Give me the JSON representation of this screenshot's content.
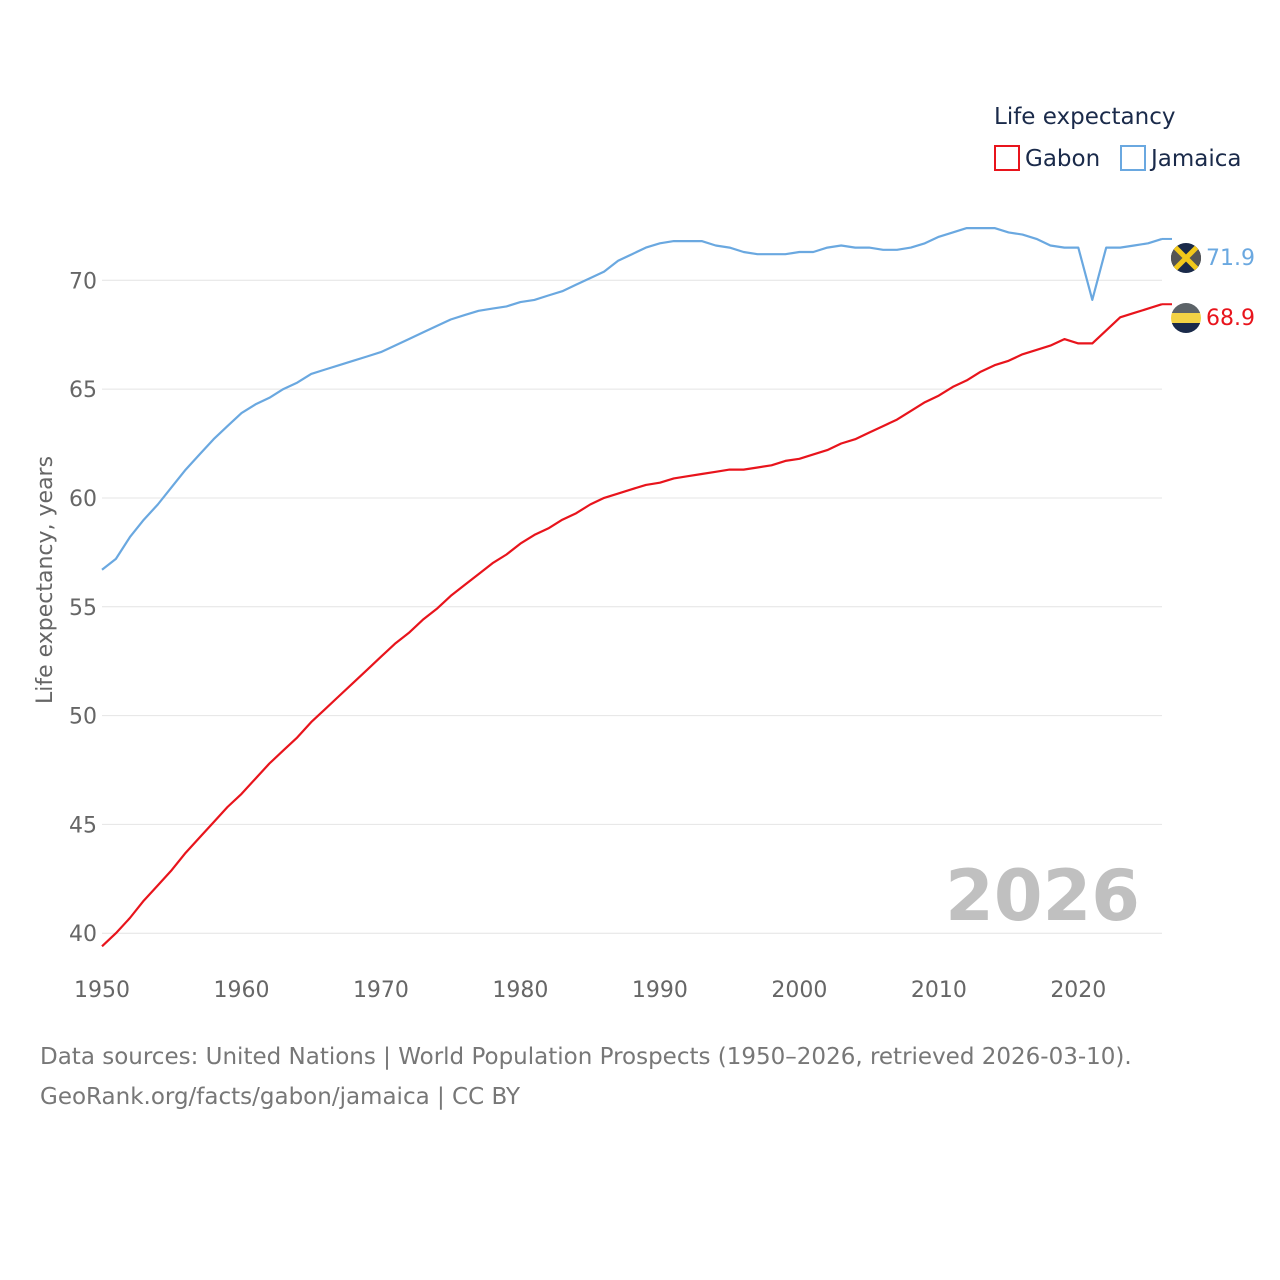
{
  "chart_data": {
    "type": "line",
    "ylabel": "Life expectancy, years",
    "xlim": [
      1950,
      2026
    ],
    "ylim": [
      39,
      73
    ],
    "xticks": [
      "1950",
      "1960",
      "1970",
      "1980",
      "1990",
      "2000",
      "2010",
      "2020"
    ],
    "yticks": [
      "40",
      "45",
      "50",
      "55",
      "60",
      "65",
      "70"
    ],
    "legend": {
      "title": "Life expectancy",
      "position": "top-right"
    },
    "year_stamp": "2026",
    "x": [
      1950,
      1951,
      1952,
      1953,
      1954,
      1955,
      1956,
      1957,
      1958,
      1959,
      1960,
      1961,
      1962,
      1963,
      1964,
      1965,
      1966,
      1967,
      1968,
      1969,
      1970,
      1971,
      1972,
      1973,
      1974,
      1975,
      1976,
      1977,
      1978,
      1979,
      1980,
      1981,
      1982,
      1983,
      1984,
      1985,
      1986,
      1987,
      1988,
      1989,
      1990,
      1991,
      1992,
      1993,
      1994,
      1995,
      1996,
      1997,
      1998,
      1999,
      2000,
      2001,
      2002,
      2003,
      2004,
      2005,
      2006,
      2007,
      2008,
      2009,
      2010,
      2011,
      2012,
      2013,
      2014,
      2015,
      2016,
      2017,
      2018,
      2019,
      2020,
      2021,
      2022,
      2023,
      2024,
      2025,
      2026
    ],
    "series": [
      {
        "name": "Gabon",
        "color": "#e8141c",
        "end_label": "68.9",
        "values": [
          39.4,
          40.0,
          40.7,
          41.5,
          42.2,
          42.9,
          43.7,
          44.4,
          45.1,
          45.8,
          46.4,
          47.1,
          47.8,
          48.4,
          49.0,
          49.7,
          50.3,
          50.9,
          51.5,
          52.1,
          52.7,
          53.3,
          53.8,
          54.4,
          54.9,
          55.5,
          56.0,
          56.5,
          57.0,
          57.4,
          57.9,
          58.3,
          58.6,
          59.0,
          59.3,
          59.7,
          60.0,
          60.2,
          60.4,
          60.6,
          60.7,
          60.9,
          61.0,
          61.1,
          61.2,
          61.3,
          61.3,
          61.4,
          61.5,
          61.7,
          61.8,
          62.0,
          62.2,
          62.5,
          62.7,
          63.0,
          63.3,
          63.6,
          64.0,
          64.4,
          64.7,
          65.1,
          65.4,
          65.8,
          66.1,
          66.3,
          66.6,
          66.8,
          67.0,
          67.3,
          67.1,
          67.1,
          67.7,
          68.3,
          68.5,
          68.7,
          68.9
        ]
      },
      {
        "name": "Jamaica",
        "color": "#6aa8e0",
        "end_label": "71.9",
        "values": [
          56.7,
          57.2,
          58.2,
          59.0,
          59.7,
          60.5,
          61.3,
          62.0,
          62.7,
          63.3,
          63.9,
          64.3,
          64.6,
          65.0,
          65.3,
          65.7,
          65.9,
          66.1,
          66.3,
          66.5,
          66.7,
          67.0,
          67.3,
          67.6,
          67.9,
          68.2,
          68.4,
          68.6,
          68.7,
          68.8,
          69.0,
          69.1,
          69.3,
          69.5,
          69.8,
          70.1,
          70.4,
          70.9,
          71.2,
          71.5,
          71.7,
          71.8,
          71.8,
          71.8,
          71.6,
          71.5,
          71.3,
          71.2,
          71.2,
          71.2,
          71.3,
          71.3,
          71.5,
          71.6,
          71.5,
          71.5,
          71.4,
          71.4,
          71.5,
          71.7,
          72.0,
          72.2,
          72.4,
          72.4,
          72.4,
          72.2,
          72.1,
          71.9,
          71.6,
          71.5,
          71.5,
          69.1,
          71.5,
          71.5,
          71.6,
          71.7,
          71.9
        ]
      }
    ]
  },
  "footer": {
    "line1": "Data sources: United Nations | World Population Prospects (1950–2026, retrieved 2026-03-10).",
    "line2": "GeoRank.org/facts/gabon/jamaica | CC BY"
  }
}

* * * *

* WHAT IS NEEDED *
Restate each of the entries above word for word and skip every image.

* ANSWER TO THIS PROBLEM *
Give me the JSON representation of this screenshot's content.
{
  "chart_data": {
    "type": "line",
    "ylabel": "Life expectancy, years",
    "xlim": [
      1950,
      2026
    ],
    "ylim": [
      39,
      73
    ],
    "xticks": [
      "1950",
      "1960",
      "1970",
      "1980",
      "1990",
      "2000",
      "2010",
      "2020"
    ],
    "yticks": [
      "40",
      "45",
      "50",
      "55",
      "60",
      "65",
      "70"
    ],
    "legend": {
      "title": "Life expectancy",
      "position": "top-right"
    },
    "year_stamp": "2026",
    "x": [
      1950,
      1951,
      1952,
      1953,
      1954,
      1955,
      1956,
      1957,
      1958,
      1959,
      1960,
      1961,
      1962,
      1963,
      1964,
      1965,
      1966,
      1967,
      1968,
      1969,
      1970,
      1971,
      1972,
      1973,
      1974,
      1975,
      1976,
      1977,
      1978,
      1979,
      1980,
      1981,
      1982,
      1983,
      1984,
      1985,
      1986,
      1987,
      1988,
      1989,
      1990,
      1991,
      1992,
      1993,
      1994,
      1995,
      1996,
      1997,
      1998,
      1999,
      2000,
      2001,
      2002,
      2003,
      2004,
      2005,
      2006,
      2007,
      2008,
      2009,
      2010,
      2011,
      2012,
      2013,
      2014,
      2015,
      2016,
      2017,
      2018,
      2019,
      2020,
      2021,
      2022,
      2023,
      2024,
      2025,
      2026
    ],
    "series": [
      {
        "name": "Gabon",
        "color": "#e8141c",
        "end_label": "68.9",
        "values": [
          39.4,
          40.0,
          40.7,
          41.5,
          42.2,
          42.9,
          43.7,
          44.4,
          45.1,
          45.8,
          46.4,
          47.1,
          47.8,
          48.4,
          49.0,
          49.7,
          50.3,
          50.9,
          51.5,
          52.1,
          52.7,
          53.3,
          53.8,
          54.4,
          54.9,
          55.5,
          56.0,
          56.5,
          57.0,
          57.4,
          57.9,
          58.3,
          58.6,
          59.0,
          59.3,
          59.7,
          60.0,
          60.2,
          60.4,
          60.6,
          60.7,
          60.9,
          61.0,
          61.1,
          61.2,
          61.3,
          61.3,
          61.4,
          61.5,
          61.7,
          61.8,
          62.0,
          62.2,
          62.5,
          62.7,
          63.0,
          63.3,
          63.6,
          64.0,
          64.4,
          64.7,
          65.1,
          65.4,
          65.8,
          66.1,
          66.3,
          66.6,
          66.8,
          67.0,
          67.3,
          67.1,
          67.1,
          67.7,
          68.3,
          68.5,
          68.7,
          68.9
        ]
      },
      {
        "name": "Jamaica",
        "color": "#6aa8e0",
        "end_label": "71.9",
        "values": [
          56.7,
          57.2,
          58.2,
          59.0,
          59.7,
          60.5,
          61.3,
          62.0,
          62.7,
          63.3,
          63.9,
          64.3,
          64.6,
          65.0,
          65.3,
          65.7,
          65.9,
          66.1,
          66.3,
          66.5,
          66.7,
          67.0,
          67.3,
          67.6,
          67.9,
          68.2,
          68.4,
          68.6,
          68.7,
          68.8,
          69.0,
          69.1,
          69.3,
          69.5,
          69.8,
          70.1,
          70.4,
          70.9,
          71.2,
          71.5,
          71.7,
          71.8,
          71.8,
          71.8,
          71.6,
          71.5,
          71.3,
          71.2,
          71.2,
          71.2,
          71.3,
          71.3,
          71.5,
          71.6,
          71.5,
          71.5,
          71.4,
          71.4,
          71.5,
          71.7,
          72.0,
          72.2,
          72.4,
          72.4,
          72.4,
          72.2,
          72.1,
          71.9,
          71.6,
          71.5,
          71.5,
          69.1,
          71.5,
          71.5,
          71.6,
          71.7,
          71.9
        ]
      }
    ]
  },
  "footer": {
    "line1": "Data sources: United Nations | World Population Prospects (1950–2026, retrieved 2026-03-10).",
    "line2": "GeoRank.org/facts/gabon/jamaica | CC BY"
  }
}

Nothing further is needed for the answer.